WHAT YOU HAVE TO DO
Extract from the listing each line in which the word "przed" appears.

DATA LISTING
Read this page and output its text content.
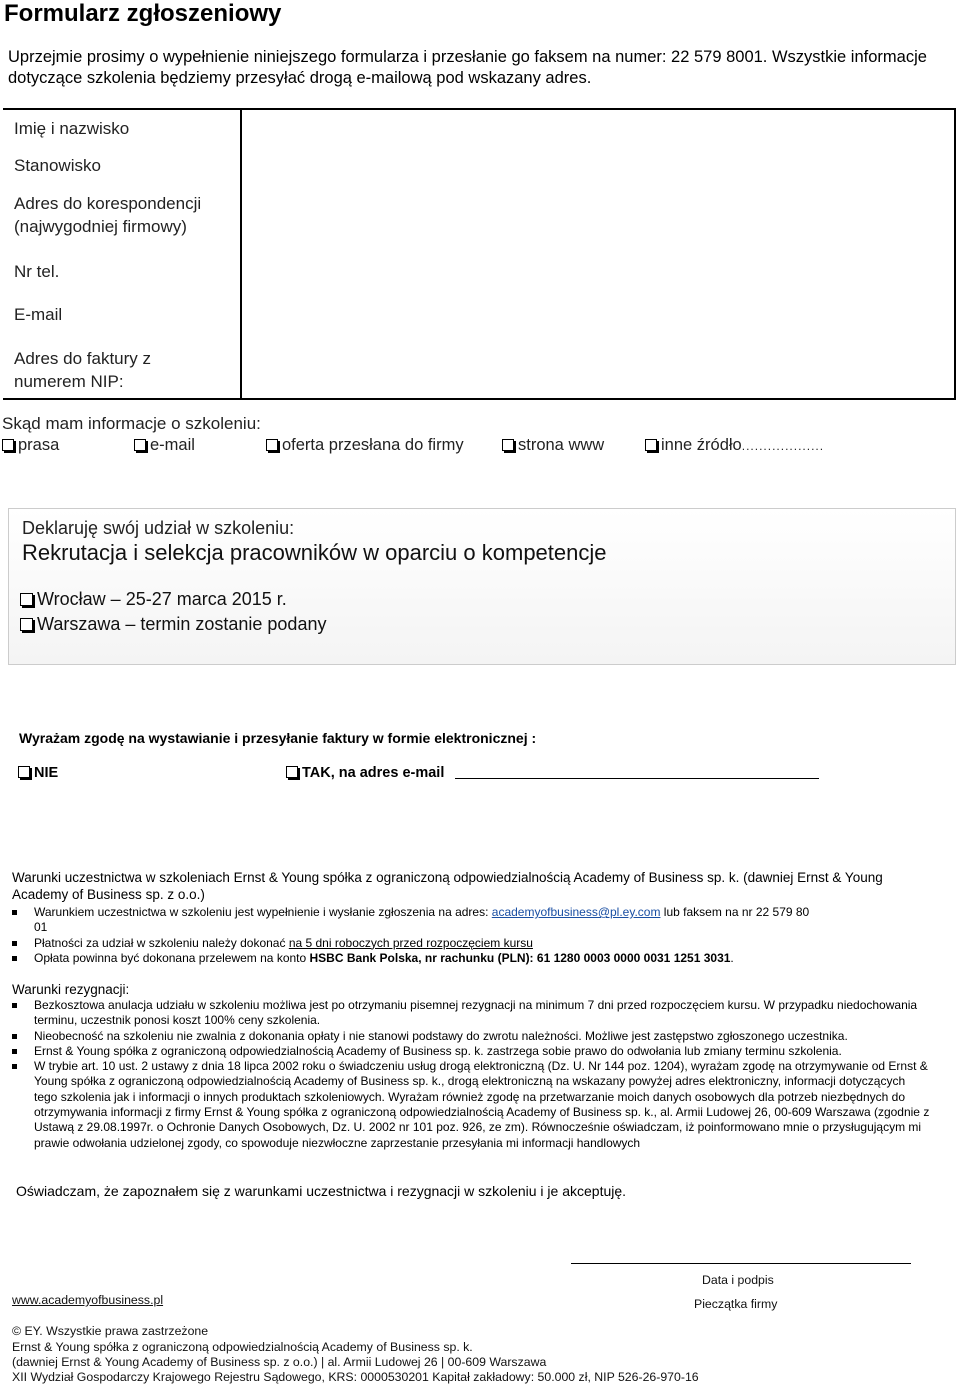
Formularz zgłoszeniowy
Uprzejmie prosimy o wypełnienie niniejszego formularza i przesłanie go faksem na numer: 22 579 8001. Wszystkie informacje dotyczące szkolenia będziemy przesyłać drogą e-mailową pod wskazany adres.
Imię i nazwisko
Stanowisko
Adres do korespondencji
(najwygodniej firmowy)
Nr tel.
E-mail
Adres do faktury z
numerem NIP:
Skąd mam informacje o szkoleniu:
prasa	e-mail	oferta przesłana do firmy	strona www	inne źródło...................
Deklaruję swój udział w szkoleniu:
Rekrutacja i selekcja pracowników w oparciu o kompetencje
Wrocław – 25-27 marca 2015 r.
Warszawa – termin zostanie podany
Wyrażam zgodę na wystawianie i przesyłanie faktury w formie elektronicznej :
NIE	TAK, na adres e-mail
Warunki uczestnictwa w szkoleniach Ernst & Young spółka z ograniczoną odpowiedzialnością Academy of Business sp. k. (dawniej Ernst & Young Academy of Business sp. z o.o.)
Warunkiem uczestnictwa w szkoleniu jest wypełnienie i wysłanie zgłoszenia na adres: academyofbusiness@pl.ey.com lub faksem na nr 22 579 80 01
Płatności za udział w szkoleniu należy dokonać na 5 dni roboczych przed rozpoczęciem kursu
Opłata powinna być dokonana przelewem na konto HSBC Bank Polska, nr rachunku (PLN): 61 1280 0003 0000 0031 1251 3031.
Warunki rezygnacji:
Bezkosztowa anulacja udziału w szkoleniu możliwa jest po otrzymaniu pisemnej rezygnacji na minimum 7 dni przed rozpoczęciem kursu. W przypadku niedochowania terminu, uczestnik ponosi koszt 100% ceny szkolenia.
Nieobecność na szkoleniu nie zwalnia z dokonania opłaty i nie stanowi podstawy do zwrotu należności. Możliwe jest zastępstwo zgłoszonego uczestnika.
Ernst & Young spółka z ograniczoną odpowiedzialnością Academy of Business sp. k. zastrzega sobie prawo do odwołania lub zmiany terminu szkolenia.
W trybie art. 10 ust. 2 ustawy z dnia 18 lipca 2002 roku o świadczeniu usług drogą elektroniczną (Dz. U. Nr 144 poz. 1204), wyrażam zgodę na otrzymywanie od Ernst & Young spółka z ograniczoną odpowiedzialnością Academy of Business sp. k., drogą elektroniczną na wskazany powyżej adres elektroniczny, informacji dotyczących tego szkolenia jak i informacji o innych produktach szkoleniowych. Wyrażam również zgodę na przetwarzanie moich danych osobowych dla potrzeb niezbędnych do otrzymywania informacji z firmy Ernst & Young spółka z ograniczoną odpowiedzialnością Academy of Business sp. k., al. Armii Ludowej 26, 00-609 Warszawa (zgodnie z Ustawą z 29.08.1997r. o Ochronie Danych Osobowych, Dz. U. 2002 nr 101 poz. 926, ze zm). Równocześnie oświadczam, iż poinformowano mnie o przysługującym mi prawie odwołania udzielonej zgody, co spowoduje niezwłoczne zaprzestanie przesyłania mi informacji handlowych
Oświadczam, że zapoznałem się z warunkami uczestnictwa i rezygnacji w szkoleniu i je akceptuję.
Data i podpis
Pieczątka firmy
www.academyofbusiness.pl
© EY. Wszystkie prawa zastrzeżone
Ernst & Young spółka z ograniczoną odpowiedzialnością Academy of Business sp. k.
(dawniej Ernst & Young Academy of Business sp. z o.o.) | al. Armii Ludowej 26 | 00-609 Warszawa
XII Wydział Gospodarczy Krajowego Rejestru Sądowego, KRS: 0000530201 Kapitał zakładowy: 50.000 zł, NIP 526-26-970-16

RESPONSE BELOW
Płatności za udział w szkoleniu należy dokonać na 5 dni roboczych przed rozpoczęciem kursu
Bezkosztowa anulacja udziału w szkoleniu możliwa jest po otrzymaniu pisemnej rezygnacji na minimum 7 dni przed rozpoczęciem kursu. W przypadku niedochowania terminu, uczestnik ponosi koszt 100% ceny szkolenia.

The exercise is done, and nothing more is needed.